Task goal:
Show every line in the entries below where the word "wordpress" appears.

Supplied information:
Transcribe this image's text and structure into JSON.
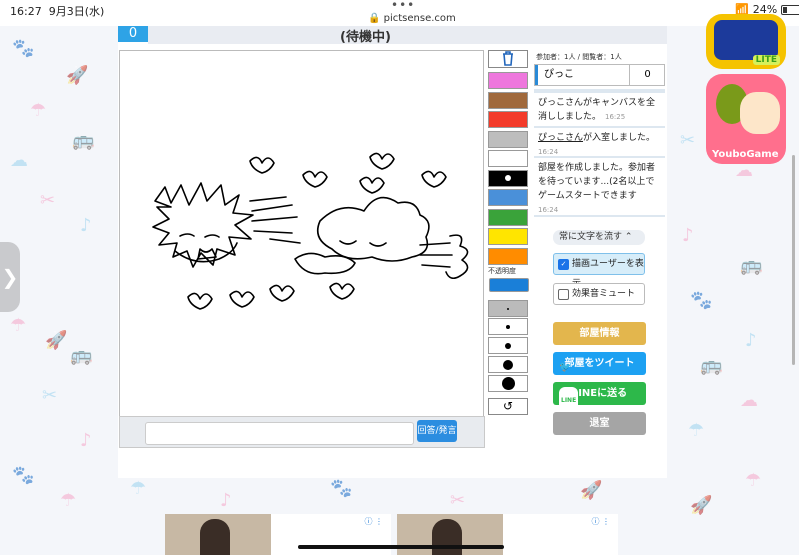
{
  "status": {
    "time": "16:27",
    "date": "9月3日(水)",
    "url": "pictsense.com",
    "battery": "24%",
    "menu_dots": "•••"
  },
  "room": {
    "score_tab": "0",
    "title": "(待機中)",
    "participants": "参加者：1人 / 閲覧者：1人",
    "player": {
      "name": "ぴっこ",
      "score": "0"
    }
  },
  "chat": [
    {
      "text": "ぴっこさんがキャンバスを全消ししました。",
      "time": "16:25"
    },
    {
      "user": "ぴっこさん",
      "text": "が入室しました。",
      "time": "16:24"
    },
    {
      "text": "部屋を作成しました。参加者を待っています...(2名以上でゲームスタートできます",
      "time": "16:24"
    }
  ],
  "answer": {
    "button": "回答/発言",
    "placeholder": ""
  },
  "palette": [
    "#ee77dd",
    "#a0693c",
    "#f33b2a",
    "#bdbdbd",
    "#ffffff",
    "#000000",
    "#4a90d9",
    "#3aa33a",
    "#ffe500",
    "#ff8c00"
  ],
  "opacity_label": "不透明度",
  "side": {
    "stream_select": "常に文字を流す",
    "show_drawer": "描画ユーザーを表示",
    "mute_sfx": "効果音ミュート",
    "room_info": "部屋情報",
    "tweet": "部屋をツイート",
    "line": "LINEに送る",
    "leave": "退室"
  },
  "apps": {
    "youbo": "YouboGame",
    "lite": "LITE"
  },
  "colors": {
    "accent": "#2ea3e6",
    "room_info": "#e3b64d",
    "tweet": "#1da1f2",
    "line": "#2db84a",
    "leave": "#a5a5a5"
  }
}
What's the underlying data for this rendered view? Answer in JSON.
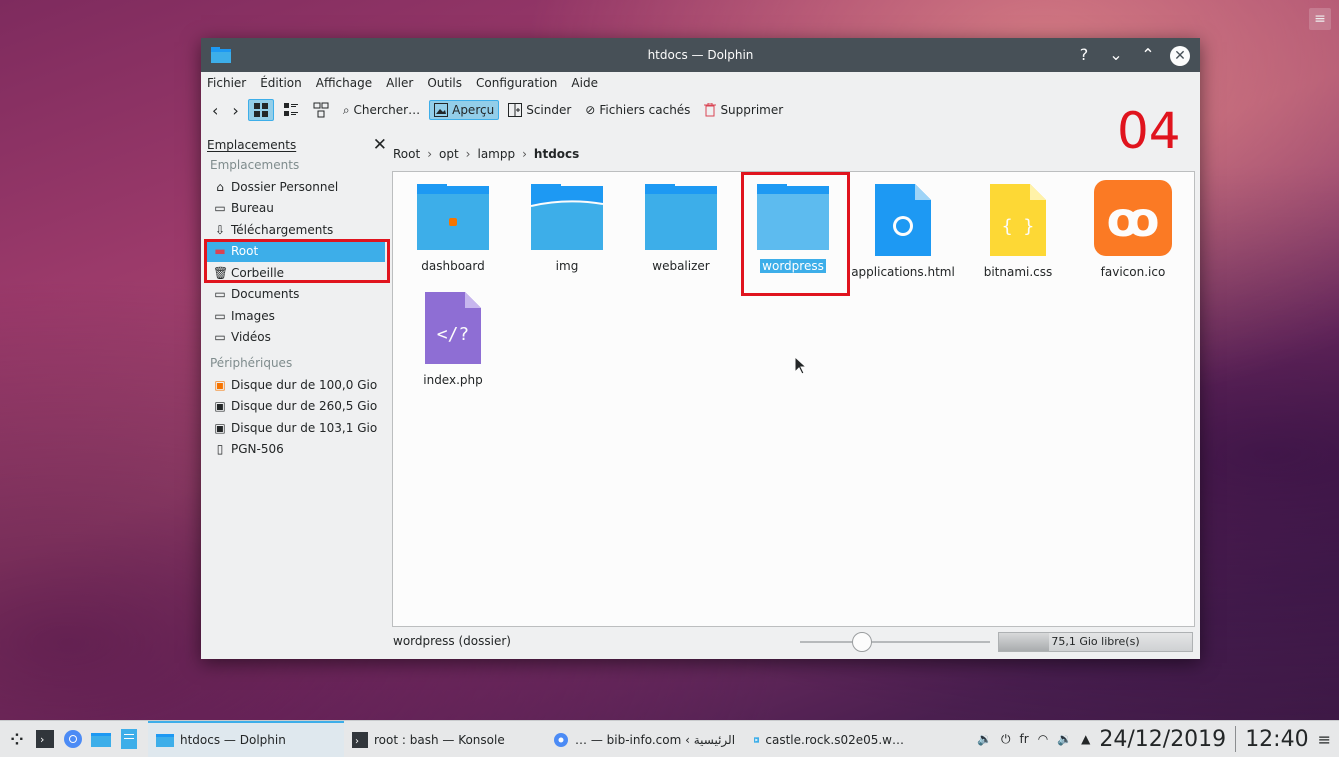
{
  "window": {
    "title": "htdocs — Dolphin"
  },
  "menu": [
    "Fichier",
    "Édition",
    "Affichage",
    "Aller",
    "Outils",
    "Configuration",
    "Aide"
  ],
  "toolbar": {
    "search": "Chercher…",
    "preview": "Aperçu",
    "split": "Scinder",
    "hidden": "Fichiers cachés",
    "delete": "Supprimer"
  },
  "panel": {
    "title": "Emplacements",
    "section_places": "Emplacements",
    "places": [
      "Dossier Personnel",
      "Bureau",
      "Téléchargements",
      "Root",
      "Corbeille",
      "Documents",
      "Images",
      "Vidéos"
    ],
    "section_devices": "Périphériques",
    "devices": [
      "Disque dur de 100,0 Gio",
      "Disque dur de 260,5 Gio",
      "Disque dur de 103,1 Gio",
      "PGN-506"
    ]
  },
  "breadcrumb": [
    "Root",
    "opt",
    "lampp",
    "htdocs"
  ],
  "files": [
    {
      "name": "dashboard",
      "icon": "folder-xampp-icon"
    },
    {
      "name": "img",
      "icon": "folder-open-icon"
    },
    {
      "name": "webalizer",
      "icon": "folder-icon"
    },
    {
      "name": "wordpress",
      "icon": "folder-icon"
    },
    {
      "name": "applications.html",
      "icon": "html-file-icon"
    },
    {
      "name": "bitnami.css",
      "icon": "css-file-icon"
    },
    {
      "name": "favicon.ico",
      "icon": "xampp-logo-icon"
    },
    {
      "name": "index.php",
      "icon": "php-file-icon"
    }
  ],
  "status": {
    "text": "wordpress (dossier)",
    "free_space": "75,1 Gio libre(s)",
    "zoom_level": 0.3,
    "disk_used_fraction": 0.26
  },
  "annotation": {
    "step": "04",
    "color": "#e0141e"
  },
  "taskbar": {
    "tasks": [
      "htdocs — Dolphin",
      "root : bash — Konsole",
      "… — bib-info.com ‹ الرئيسية",
      "castle.rock.s02e05.w…"
    ],
    "lang": "fr",
    "date": "24/12/2019",
    "time": "12:40"
  },
  "colors": {
    "accent": "#3daee9",
    "titlebar": "#475057",
    "folder": "#1d99f3"
  }
}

Exercise response:
      "name": "wordpress",
    "text": "wordpress (dossier)",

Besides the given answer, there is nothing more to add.